● **To do**
Collect every line that includes the string "color".

● **Task data**
╔══

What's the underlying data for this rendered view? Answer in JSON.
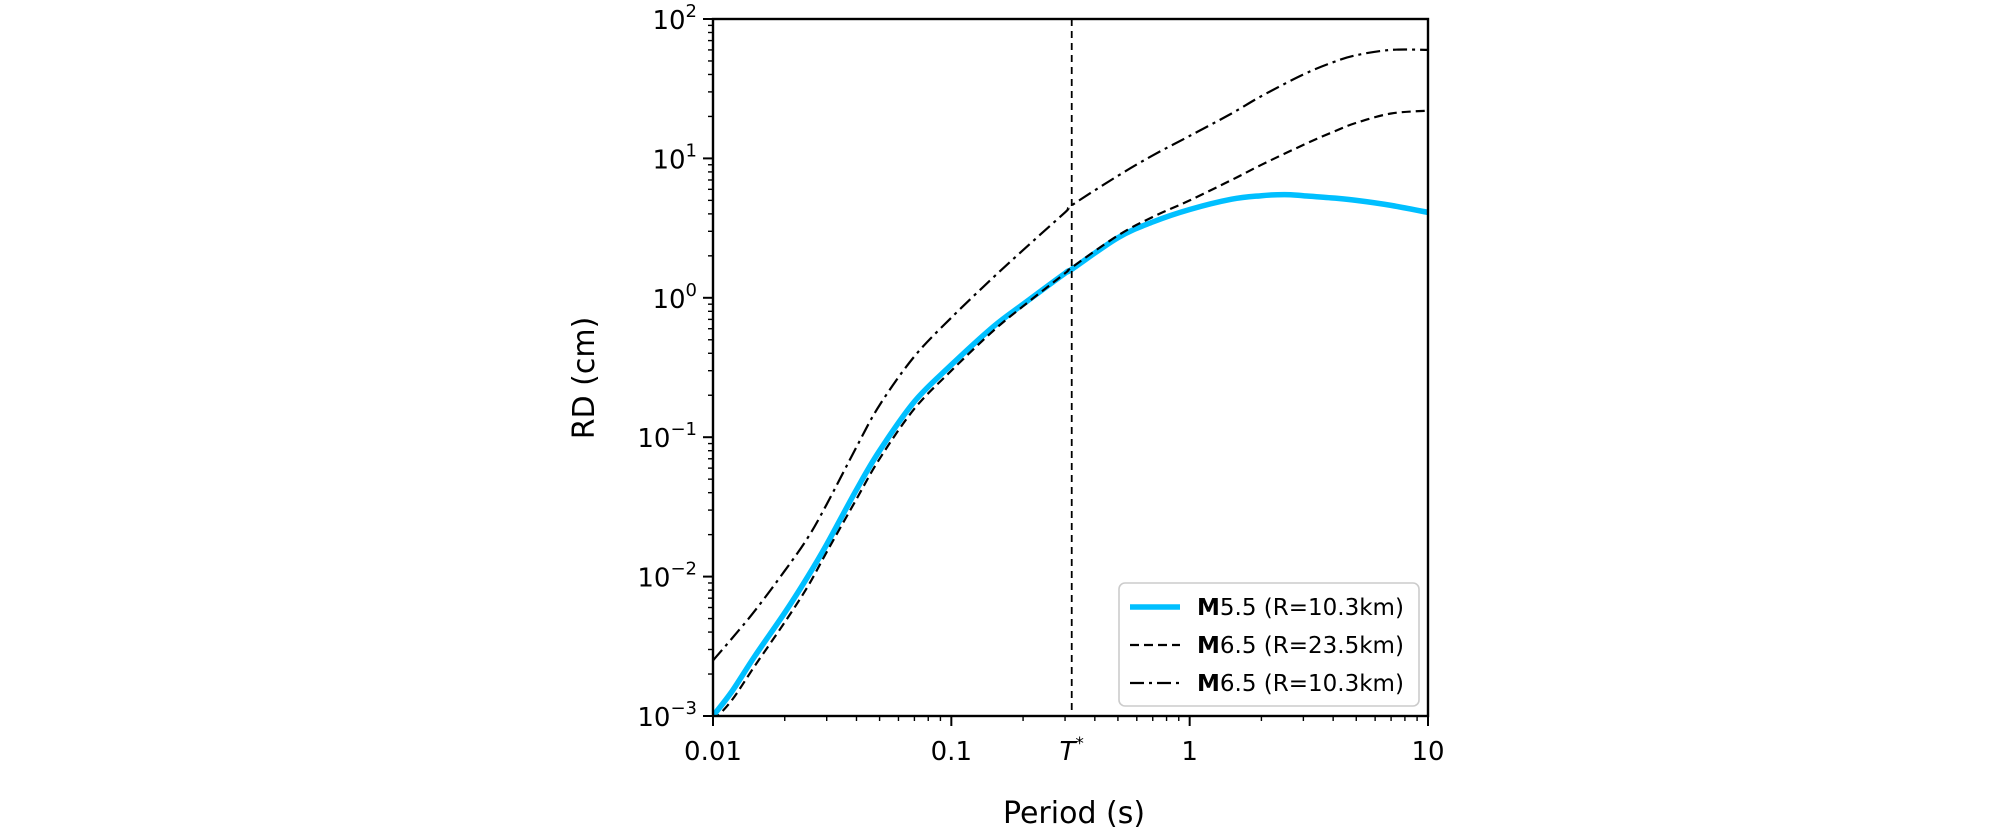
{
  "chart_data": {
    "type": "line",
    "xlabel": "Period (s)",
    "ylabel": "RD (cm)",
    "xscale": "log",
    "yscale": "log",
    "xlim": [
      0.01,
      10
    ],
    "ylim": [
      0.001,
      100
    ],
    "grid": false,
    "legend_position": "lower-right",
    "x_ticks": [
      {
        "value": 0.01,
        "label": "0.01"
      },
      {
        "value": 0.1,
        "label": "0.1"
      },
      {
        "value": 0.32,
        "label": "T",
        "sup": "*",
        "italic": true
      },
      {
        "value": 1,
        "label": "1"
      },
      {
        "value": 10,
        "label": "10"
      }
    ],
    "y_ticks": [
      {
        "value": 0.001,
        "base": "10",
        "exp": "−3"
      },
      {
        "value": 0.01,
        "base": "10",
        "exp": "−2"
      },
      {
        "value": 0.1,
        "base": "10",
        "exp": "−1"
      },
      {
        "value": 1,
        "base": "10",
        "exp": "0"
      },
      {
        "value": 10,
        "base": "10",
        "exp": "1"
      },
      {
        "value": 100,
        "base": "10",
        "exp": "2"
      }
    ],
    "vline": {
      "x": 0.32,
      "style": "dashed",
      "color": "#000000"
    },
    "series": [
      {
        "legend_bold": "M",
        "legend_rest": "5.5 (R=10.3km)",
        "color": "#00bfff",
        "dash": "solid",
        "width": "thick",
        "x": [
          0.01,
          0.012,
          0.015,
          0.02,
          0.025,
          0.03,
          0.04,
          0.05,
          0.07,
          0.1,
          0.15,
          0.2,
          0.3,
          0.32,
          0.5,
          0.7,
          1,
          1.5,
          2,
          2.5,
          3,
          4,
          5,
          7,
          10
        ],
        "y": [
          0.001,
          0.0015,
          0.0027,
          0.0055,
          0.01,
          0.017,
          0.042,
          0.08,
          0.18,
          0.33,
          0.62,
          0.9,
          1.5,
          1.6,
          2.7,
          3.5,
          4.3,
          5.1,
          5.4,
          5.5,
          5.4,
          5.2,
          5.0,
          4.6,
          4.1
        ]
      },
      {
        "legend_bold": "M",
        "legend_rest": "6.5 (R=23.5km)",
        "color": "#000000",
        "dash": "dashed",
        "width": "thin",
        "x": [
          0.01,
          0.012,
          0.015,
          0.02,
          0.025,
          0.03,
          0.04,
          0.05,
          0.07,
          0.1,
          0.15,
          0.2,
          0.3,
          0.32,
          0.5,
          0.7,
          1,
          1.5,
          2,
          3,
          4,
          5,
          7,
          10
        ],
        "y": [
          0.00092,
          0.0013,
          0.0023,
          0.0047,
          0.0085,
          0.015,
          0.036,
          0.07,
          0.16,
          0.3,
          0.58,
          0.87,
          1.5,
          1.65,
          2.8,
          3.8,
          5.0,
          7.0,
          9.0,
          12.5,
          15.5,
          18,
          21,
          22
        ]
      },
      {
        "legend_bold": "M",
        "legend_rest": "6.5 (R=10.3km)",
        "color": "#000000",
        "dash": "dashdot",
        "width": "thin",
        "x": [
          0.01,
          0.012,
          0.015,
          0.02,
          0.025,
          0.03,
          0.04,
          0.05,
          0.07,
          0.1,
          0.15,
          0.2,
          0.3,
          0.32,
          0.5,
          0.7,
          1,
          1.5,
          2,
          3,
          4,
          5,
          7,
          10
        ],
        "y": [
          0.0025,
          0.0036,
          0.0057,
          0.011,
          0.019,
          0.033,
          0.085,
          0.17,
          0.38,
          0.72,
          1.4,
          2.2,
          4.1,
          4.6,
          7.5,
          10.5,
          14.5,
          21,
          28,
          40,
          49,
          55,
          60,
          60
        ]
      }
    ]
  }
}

╚══

● **Response to the exercise**
      "color": "#000000"
        "color": "#00bfff",
        "color": "#000000",
        "color": "#000000",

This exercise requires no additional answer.